### PROBLEM
Could you write out, character for character, the stretch of data from the line containing "Where is each" through the line containing "y-tick-label: 100000 xyxy=(63,217,126,238)", with both of those lines included?

________________________

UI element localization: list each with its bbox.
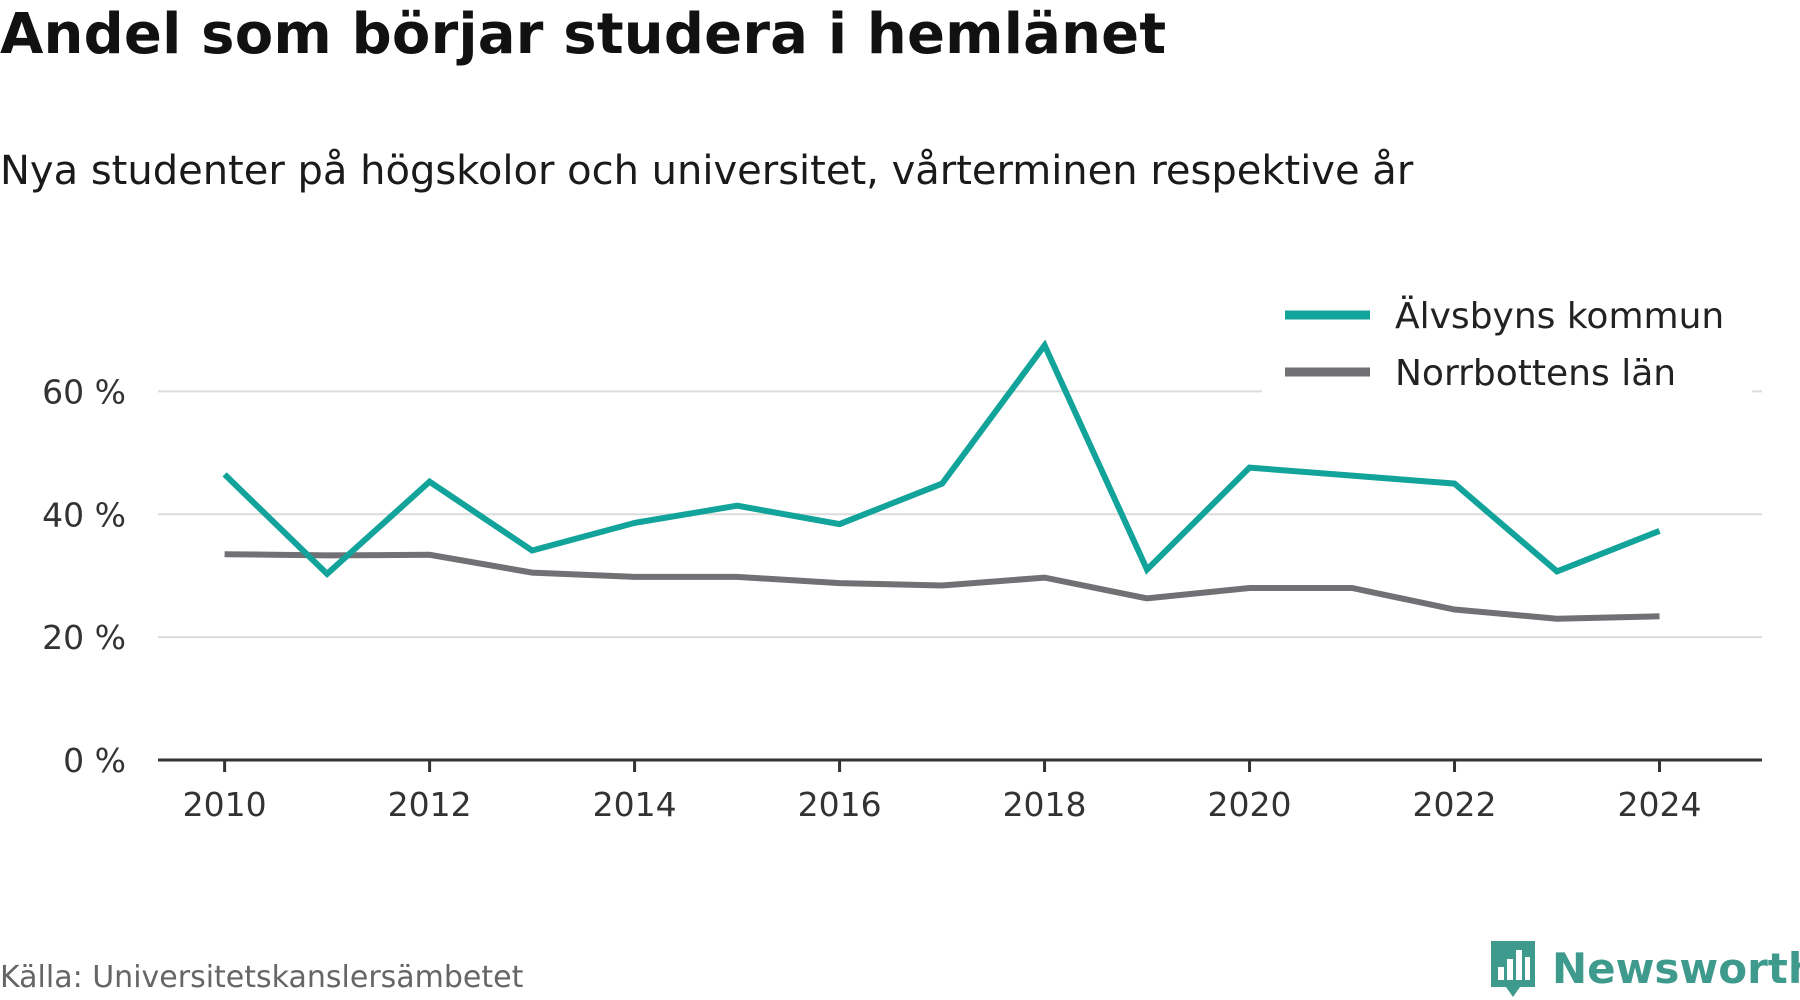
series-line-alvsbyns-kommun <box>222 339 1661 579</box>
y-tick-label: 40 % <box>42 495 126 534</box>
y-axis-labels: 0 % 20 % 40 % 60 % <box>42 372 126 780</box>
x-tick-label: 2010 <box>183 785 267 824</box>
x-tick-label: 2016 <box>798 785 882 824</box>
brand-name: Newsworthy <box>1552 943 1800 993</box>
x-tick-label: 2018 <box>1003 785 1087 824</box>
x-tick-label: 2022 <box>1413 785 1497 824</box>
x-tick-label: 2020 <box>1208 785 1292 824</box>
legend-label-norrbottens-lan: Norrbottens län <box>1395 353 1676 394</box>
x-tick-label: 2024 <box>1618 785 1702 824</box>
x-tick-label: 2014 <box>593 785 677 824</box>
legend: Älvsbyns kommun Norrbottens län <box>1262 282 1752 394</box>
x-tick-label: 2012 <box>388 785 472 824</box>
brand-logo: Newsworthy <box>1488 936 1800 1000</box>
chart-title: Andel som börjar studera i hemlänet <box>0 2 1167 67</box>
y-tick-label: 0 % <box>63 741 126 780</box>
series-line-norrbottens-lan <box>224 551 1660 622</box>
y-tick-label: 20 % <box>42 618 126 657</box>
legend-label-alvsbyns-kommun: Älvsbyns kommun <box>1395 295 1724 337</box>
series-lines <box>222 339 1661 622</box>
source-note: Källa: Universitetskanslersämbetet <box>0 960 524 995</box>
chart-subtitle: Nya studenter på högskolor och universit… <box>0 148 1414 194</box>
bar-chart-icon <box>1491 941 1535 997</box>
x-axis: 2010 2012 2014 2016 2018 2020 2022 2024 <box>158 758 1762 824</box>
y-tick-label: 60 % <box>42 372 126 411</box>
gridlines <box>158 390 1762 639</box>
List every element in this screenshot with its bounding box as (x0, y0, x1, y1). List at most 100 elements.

________________________

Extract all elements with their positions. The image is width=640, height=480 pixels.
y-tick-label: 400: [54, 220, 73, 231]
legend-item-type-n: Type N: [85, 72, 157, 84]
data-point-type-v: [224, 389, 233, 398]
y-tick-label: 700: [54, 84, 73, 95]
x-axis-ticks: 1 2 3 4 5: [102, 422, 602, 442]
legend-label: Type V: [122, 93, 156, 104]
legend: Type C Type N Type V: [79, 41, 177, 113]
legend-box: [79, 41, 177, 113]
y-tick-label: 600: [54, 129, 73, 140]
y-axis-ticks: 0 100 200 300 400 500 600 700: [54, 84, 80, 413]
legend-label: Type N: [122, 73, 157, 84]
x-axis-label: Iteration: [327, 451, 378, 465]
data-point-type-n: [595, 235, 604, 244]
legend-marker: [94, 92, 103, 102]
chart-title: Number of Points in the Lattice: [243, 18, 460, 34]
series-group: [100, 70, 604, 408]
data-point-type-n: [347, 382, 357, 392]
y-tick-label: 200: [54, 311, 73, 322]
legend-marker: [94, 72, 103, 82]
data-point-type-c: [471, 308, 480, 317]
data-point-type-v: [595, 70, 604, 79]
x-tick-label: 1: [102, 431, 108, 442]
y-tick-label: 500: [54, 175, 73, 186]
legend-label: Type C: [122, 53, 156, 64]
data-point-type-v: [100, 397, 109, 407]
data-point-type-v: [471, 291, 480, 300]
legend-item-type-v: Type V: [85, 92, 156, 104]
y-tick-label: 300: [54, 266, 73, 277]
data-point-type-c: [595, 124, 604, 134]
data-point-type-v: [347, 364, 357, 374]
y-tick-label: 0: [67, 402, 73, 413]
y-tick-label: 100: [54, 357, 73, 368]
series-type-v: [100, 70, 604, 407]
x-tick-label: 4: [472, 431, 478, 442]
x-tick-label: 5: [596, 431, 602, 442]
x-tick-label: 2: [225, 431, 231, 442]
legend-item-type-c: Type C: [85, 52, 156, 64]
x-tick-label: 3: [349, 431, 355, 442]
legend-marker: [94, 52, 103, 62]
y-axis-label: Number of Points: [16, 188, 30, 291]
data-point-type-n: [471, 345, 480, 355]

________________________

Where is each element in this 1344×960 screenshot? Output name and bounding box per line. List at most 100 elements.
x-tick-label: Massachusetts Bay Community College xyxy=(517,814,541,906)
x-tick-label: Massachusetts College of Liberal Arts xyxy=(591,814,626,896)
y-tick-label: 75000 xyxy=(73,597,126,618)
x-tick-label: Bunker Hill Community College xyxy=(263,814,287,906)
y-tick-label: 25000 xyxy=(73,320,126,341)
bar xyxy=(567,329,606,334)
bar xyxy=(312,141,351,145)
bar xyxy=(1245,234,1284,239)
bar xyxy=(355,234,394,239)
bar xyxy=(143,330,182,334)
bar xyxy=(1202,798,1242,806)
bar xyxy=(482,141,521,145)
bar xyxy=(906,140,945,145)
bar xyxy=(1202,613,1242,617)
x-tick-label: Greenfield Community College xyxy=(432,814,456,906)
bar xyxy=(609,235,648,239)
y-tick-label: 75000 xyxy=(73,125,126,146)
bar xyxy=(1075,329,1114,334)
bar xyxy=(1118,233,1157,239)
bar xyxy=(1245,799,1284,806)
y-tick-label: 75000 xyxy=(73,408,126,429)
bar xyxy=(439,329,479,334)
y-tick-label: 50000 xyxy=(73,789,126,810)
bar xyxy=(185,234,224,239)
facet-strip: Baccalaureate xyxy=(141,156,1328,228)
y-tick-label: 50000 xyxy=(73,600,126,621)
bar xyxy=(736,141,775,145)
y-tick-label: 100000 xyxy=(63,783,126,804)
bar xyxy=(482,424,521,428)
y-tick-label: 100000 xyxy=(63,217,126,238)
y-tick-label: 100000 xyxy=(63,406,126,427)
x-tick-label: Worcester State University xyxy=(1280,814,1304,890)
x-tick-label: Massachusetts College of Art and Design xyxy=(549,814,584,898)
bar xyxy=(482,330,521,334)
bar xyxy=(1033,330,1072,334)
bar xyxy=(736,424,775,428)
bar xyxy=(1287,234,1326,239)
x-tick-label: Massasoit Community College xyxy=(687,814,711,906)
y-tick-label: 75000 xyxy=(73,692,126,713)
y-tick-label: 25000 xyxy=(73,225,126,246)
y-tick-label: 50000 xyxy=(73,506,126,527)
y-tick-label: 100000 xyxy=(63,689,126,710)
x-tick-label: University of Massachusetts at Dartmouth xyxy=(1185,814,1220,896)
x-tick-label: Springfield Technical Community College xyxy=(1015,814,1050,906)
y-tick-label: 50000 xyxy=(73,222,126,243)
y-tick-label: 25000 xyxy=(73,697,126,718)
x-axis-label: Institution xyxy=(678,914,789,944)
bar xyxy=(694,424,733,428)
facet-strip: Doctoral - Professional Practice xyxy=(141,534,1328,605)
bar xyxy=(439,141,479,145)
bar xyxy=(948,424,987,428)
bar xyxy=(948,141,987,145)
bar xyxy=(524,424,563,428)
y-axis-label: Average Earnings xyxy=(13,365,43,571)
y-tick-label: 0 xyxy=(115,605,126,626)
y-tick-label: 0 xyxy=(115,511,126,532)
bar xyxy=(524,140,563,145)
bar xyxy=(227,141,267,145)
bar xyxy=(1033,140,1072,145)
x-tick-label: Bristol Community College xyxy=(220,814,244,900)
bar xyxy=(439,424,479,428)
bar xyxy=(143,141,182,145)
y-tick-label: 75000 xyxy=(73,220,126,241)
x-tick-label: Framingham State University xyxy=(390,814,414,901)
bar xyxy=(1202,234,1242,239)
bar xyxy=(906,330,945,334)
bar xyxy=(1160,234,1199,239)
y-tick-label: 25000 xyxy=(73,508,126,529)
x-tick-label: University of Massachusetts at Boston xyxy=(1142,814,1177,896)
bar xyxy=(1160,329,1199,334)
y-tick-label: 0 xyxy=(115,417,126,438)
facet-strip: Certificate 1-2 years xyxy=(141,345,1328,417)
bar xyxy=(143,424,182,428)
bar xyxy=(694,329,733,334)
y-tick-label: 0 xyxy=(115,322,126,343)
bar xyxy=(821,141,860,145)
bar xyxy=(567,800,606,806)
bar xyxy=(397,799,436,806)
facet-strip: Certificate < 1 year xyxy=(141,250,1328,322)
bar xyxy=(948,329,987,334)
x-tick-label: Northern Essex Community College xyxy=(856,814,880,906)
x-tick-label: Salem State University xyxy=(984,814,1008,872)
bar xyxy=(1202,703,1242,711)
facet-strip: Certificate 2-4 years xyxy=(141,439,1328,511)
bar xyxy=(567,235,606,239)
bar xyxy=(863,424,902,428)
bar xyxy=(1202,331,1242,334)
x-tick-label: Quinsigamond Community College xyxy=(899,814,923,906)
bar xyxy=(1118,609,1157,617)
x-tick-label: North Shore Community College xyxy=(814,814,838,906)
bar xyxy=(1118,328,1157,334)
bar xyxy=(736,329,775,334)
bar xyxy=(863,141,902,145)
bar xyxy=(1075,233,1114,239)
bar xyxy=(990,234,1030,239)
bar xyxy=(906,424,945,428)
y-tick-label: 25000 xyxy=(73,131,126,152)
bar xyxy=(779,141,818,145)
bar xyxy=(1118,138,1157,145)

________________________

### RESPONSE FOR THIS EXERCISE
Where is each element in this 1344×960 screenshot? Output name and bounding box per line. List at most 100 elements.
x-tick-label: Massachusetts Bay Community College xyxy=(517,814,541,906)
x-tick-label: Massachusetts College of Liberal Arts xyxy=(591,814,626,896)
y-tick-label: 75000 xyxy=(73,597,126,618)
x-tick-label: Bunker Hill Community College xyxy=(263,814,287,906)
y-tick-label: 25000 xyxy=(73,320,126,341)
bar xyxy=(567,329,606,334)
bar xyxy=(312,141,351,145)
bar xyxy=(1245,234,1284,239)
bar xyxy=(355,234,394,239)
bar xyxy=(143,330,182,334)
bar xyxy=(1202,798,1242,806)
bar xyxy=(482,141,521,145)
bar xyxy=(906,140,945,145)
bar xyxy=(1202,613,1242,617)
x-tick-label: Greenfield Community College xyxy=(432,814,456,906)
bar xyxy=(609,235,648,239)
y-tick-label: 75000 xyxy=(73,125,126,146)
bar xyxy=(1075,329,1114,334)
bar xyxy=(1118,233,1157,239)
bar xyxy=(1245,799,1284,806)
y-tick-label: 75000 xyxy=(73,408,126,429)
bar xyxy=(439,329,479,334)
y-tick-label: 50000 xyxy=(73,789,126,810)
bar xyxy=(185,234,224,239)
facet-strip: Baccalaureate xyxy=(141,156,1328,228)
y-tick-label: 50000 xyxy=(73,600,126,621)
bar xyxy=(736,141,775,145)
y-tick-label: 100000 xyxy=(63,783,126,804)
bar xyxy=(482,424,521,428)
y-tick-label: 100000 xyxy=(63,217,126,238)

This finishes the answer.